Stored records
_____

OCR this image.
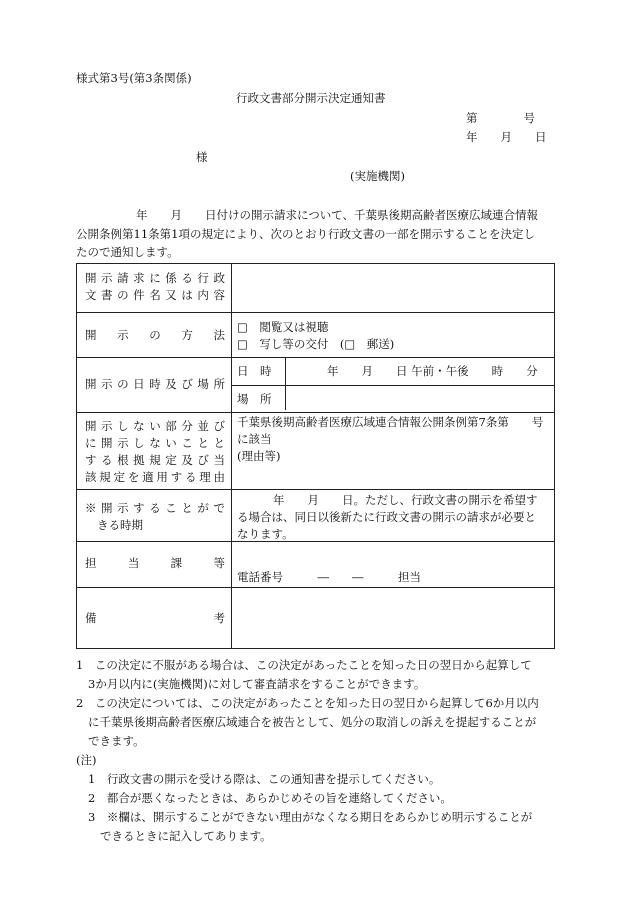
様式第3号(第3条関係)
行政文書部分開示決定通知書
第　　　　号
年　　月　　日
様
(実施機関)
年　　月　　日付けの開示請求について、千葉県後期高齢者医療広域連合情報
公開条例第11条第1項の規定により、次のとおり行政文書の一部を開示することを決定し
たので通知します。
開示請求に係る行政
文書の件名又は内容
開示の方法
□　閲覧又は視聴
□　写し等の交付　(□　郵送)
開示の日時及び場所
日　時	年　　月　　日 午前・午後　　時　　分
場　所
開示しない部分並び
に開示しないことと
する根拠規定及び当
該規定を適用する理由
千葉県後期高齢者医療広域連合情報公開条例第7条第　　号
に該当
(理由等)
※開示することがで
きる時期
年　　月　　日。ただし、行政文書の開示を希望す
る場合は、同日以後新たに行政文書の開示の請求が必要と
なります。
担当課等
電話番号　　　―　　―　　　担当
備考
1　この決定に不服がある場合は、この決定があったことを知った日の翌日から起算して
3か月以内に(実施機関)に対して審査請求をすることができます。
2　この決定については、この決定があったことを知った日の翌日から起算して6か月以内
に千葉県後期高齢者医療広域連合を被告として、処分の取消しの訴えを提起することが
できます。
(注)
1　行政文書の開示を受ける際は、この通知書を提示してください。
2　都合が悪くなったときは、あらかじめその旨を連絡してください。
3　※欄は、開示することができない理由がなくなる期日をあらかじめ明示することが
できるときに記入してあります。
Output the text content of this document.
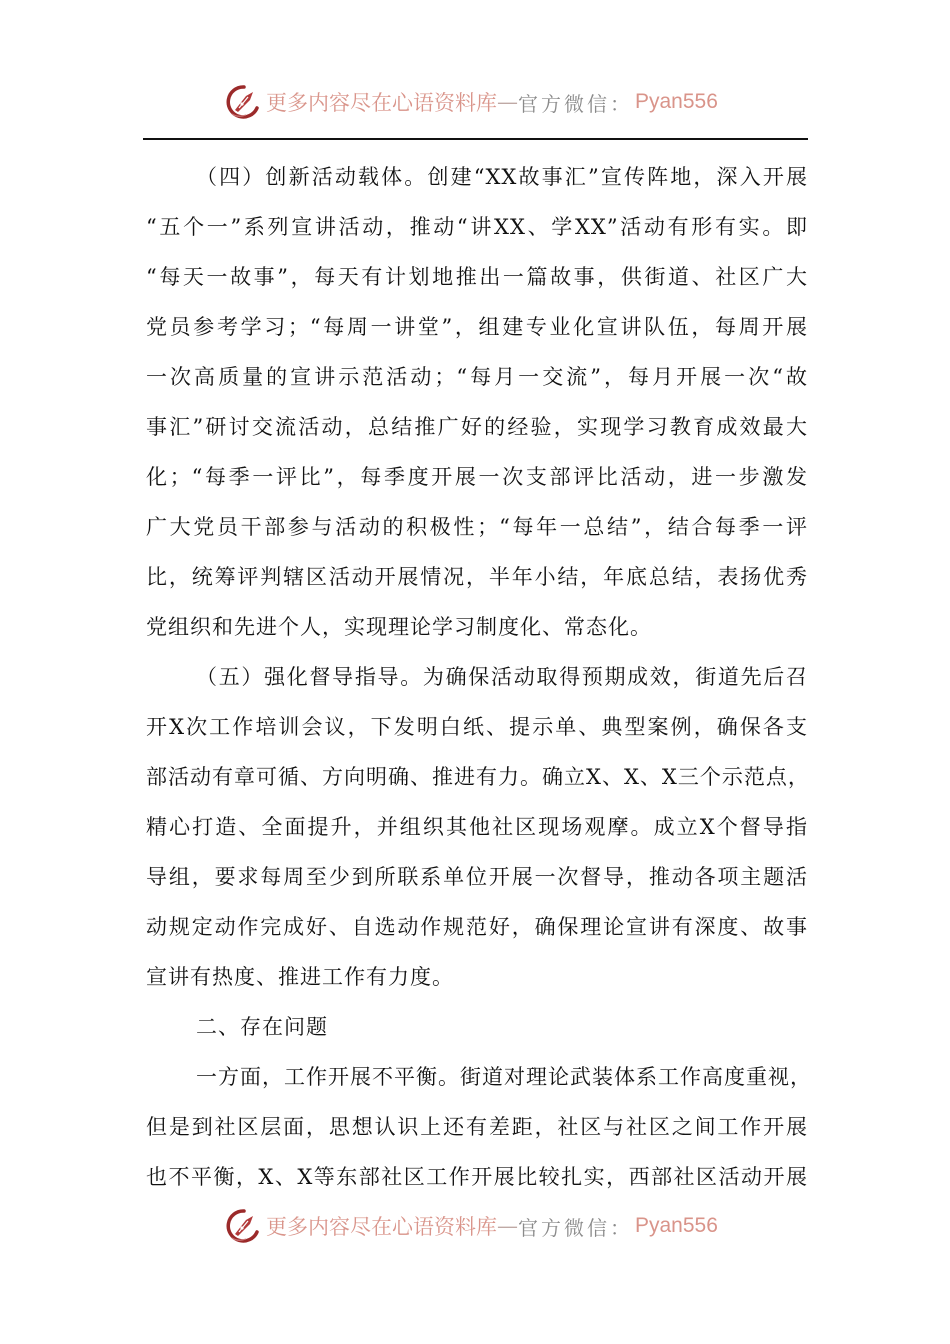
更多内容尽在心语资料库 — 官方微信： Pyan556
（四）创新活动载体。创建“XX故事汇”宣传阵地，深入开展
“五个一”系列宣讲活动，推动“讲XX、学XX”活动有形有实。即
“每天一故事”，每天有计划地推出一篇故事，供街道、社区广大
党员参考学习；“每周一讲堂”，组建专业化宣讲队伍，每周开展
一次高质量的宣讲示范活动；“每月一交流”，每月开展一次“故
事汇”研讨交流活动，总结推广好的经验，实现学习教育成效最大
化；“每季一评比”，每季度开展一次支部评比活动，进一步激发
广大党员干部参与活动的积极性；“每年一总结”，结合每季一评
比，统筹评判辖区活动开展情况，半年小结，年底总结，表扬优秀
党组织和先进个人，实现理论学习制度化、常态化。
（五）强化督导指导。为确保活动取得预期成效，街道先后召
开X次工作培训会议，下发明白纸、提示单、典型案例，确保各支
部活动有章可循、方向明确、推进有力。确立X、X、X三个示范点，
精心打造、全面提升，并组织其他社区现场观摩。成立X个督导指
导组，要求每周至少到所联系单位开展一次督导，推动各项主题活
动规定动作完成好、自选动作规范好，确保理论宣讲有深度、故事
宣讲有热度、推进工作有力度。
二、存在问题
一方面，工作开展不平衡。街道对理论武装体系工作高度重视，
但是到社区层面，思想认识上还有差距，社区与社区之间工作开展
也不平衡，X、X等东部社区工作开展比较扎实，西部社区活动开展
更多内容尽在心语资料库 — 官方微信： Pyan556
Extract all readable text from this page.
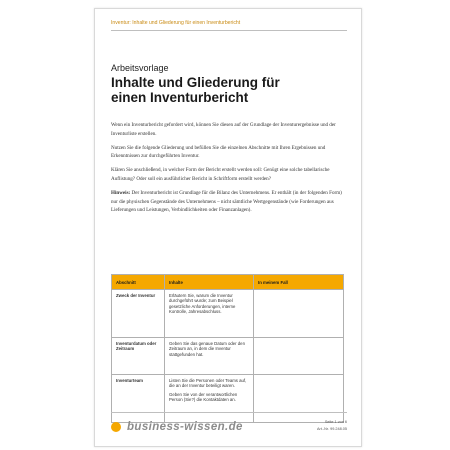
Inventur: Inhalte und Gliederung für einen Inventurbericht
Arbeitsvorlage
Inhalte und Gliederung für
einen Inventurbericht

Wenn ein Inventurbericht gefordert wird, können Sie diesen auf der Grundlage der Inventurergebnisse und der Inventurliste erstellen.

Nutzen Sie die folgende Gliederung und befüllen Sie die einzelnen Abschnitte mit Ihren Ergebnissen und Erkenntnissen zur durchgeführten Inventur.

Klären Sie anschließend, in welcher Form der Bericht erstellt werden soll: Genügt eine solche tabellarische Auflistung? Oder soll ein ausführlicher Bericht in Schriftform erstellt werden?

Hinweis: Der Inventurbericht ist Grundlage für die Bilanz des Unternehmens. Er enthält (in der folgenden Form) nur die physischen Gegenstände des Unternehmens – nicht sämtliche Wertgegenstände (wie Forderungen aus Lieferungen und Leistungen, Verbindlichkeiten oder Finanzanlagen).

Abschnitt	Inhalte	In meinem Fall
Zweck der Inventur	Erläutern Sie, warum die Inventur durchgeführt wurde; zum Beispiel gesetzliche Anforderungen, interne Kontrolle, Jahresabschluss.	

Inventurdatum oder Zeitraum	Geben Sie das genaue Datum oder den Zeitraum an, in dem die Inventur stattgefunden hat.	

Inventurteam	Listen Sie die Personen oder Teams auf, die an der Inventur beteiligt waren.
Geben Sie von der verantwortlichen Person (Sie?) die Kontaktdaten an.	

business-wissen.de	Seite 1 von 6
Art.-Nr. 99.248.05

_____

WHAT YOU ARE ASKED TO DO ▸ Emit the lines of the data above from the one containing "Output the text content of this document." through its final line, both endpoints included. Pictures do not belong in the output.

TASK OUTPUT ▸
Output the text content of this document.
更多内容尽在心语资料库 — 官方微信： Pyan556
（四）创新活动载体。创建“XX故事汇”宣传阵地，深入开展
“五个一”系列宣讲活动，推动“讲XX、学XX”活动有形有实。即
“每天一故事”，每天有计划地推出一篇故事，供街道、社区广大
党员参考学习；“每周一讲堂”，组建专业化宣讲队伍，每周开展
一次高质量的宣讲示范活动；“每月一交流”，每月开展一次“故
事汇”研讨交流活动，总结推广好的经验，实现学习教育成效最大
化；“每季一评比”，每季度开展一次支部评比活动，进一步激发
广大党员干部参与活动的积极性；“每年一总结”，结合每季一评
比，统筹评判辖区活动开展情况，半年小结，年底总结，表扬优秀
党组织和先进个人，实现理论学习制度化、常态化。
（五）强化督导指导。为确保活动取得预期成效，街道先后召
开X次工作培训会议，下发明白纸、提示单、典型案例，确保各支
部活动有章可循、方向明确、推进有力。确立X、X、X三个示范点，
精心打造、全面提升，并组织其他社区现场观摩。成立X个督导指
导组，要求每周至少到所联系单位开展一次督导，推动各项主题活
动规定动作完成好、自选动作规范好，确保理论宣讲有深度、故事
宣讲有热度、推进工作有力度。
二、存在问题
一方面，工作开展不平衡。街道对理论武装体系工作高度重视，
但是到社区层面，思想认识上还有差距，社区与社区之间工作开展
也不平衡，X、X等东部社区工作开展比较扎实，西部社区活动开展
更多内容尽在心语资料库 — 官方微信： Pyan556
Extract all readable text from this page.
Inventur: Inhalte und Gliederung für einen Inventurbericht
Arbeitsvorlage
Inhalte und Gliederung für
einen Inventurbericht

Wenn ein Inventurbericht gefordert wird, können Sie diesen auf der Grundlage der Inventurergebnisse und der Inventurliste erstellen.

Nutzen Sie die folgende Gliederung und befüllen Sie die einzelnen Abschnitte mit Ihren Ergebnissen und Erkenntnissen zur durchgeführten Inventur.

Klären Sie anschließend, in welcher Form der Bericht erstellt werden soll: Genügt eine solche tabellarische Auflistung? Oder soll ein ausführlicher Bericht in Schriftform erstellt werden?

Hinweis: Der Inventurbericht ist Grundlage für die Bilanz des Unternehmens. Er enthält (in der folgenden Form) nur die physischen Gegenstände des Unternehmens – nicht sämtliche Wertgegenstände (wie Forderungen aus Lieferungen und Leistungen, Verbindlichkeiten oder Finanzanlagen).

Abschnitt	Inhalte	In meinem Fall
Zweck der Inventur	Erläutern Sie, warum die Inventur durchgeführt wurde; zum Beispiel gesetzliche Anforderungen, interne Kontrolle, Jahresabschluss.	

Inventurdatum oder Zeitraum	Geben Sie das genaue Datum oder den Zeitraum an, in dem die Inventur stattgefunden hat.	

Inventurteam	Listen Sie die Personen oder Teams auf, die an der Inventur beteiligt waren.
Geben Sie von der verantwortlichen Person (Sie?) die Kontaktdaten an.	

business-wissen.de	Seite 1 von 6
Art.-Nr. 99.248.05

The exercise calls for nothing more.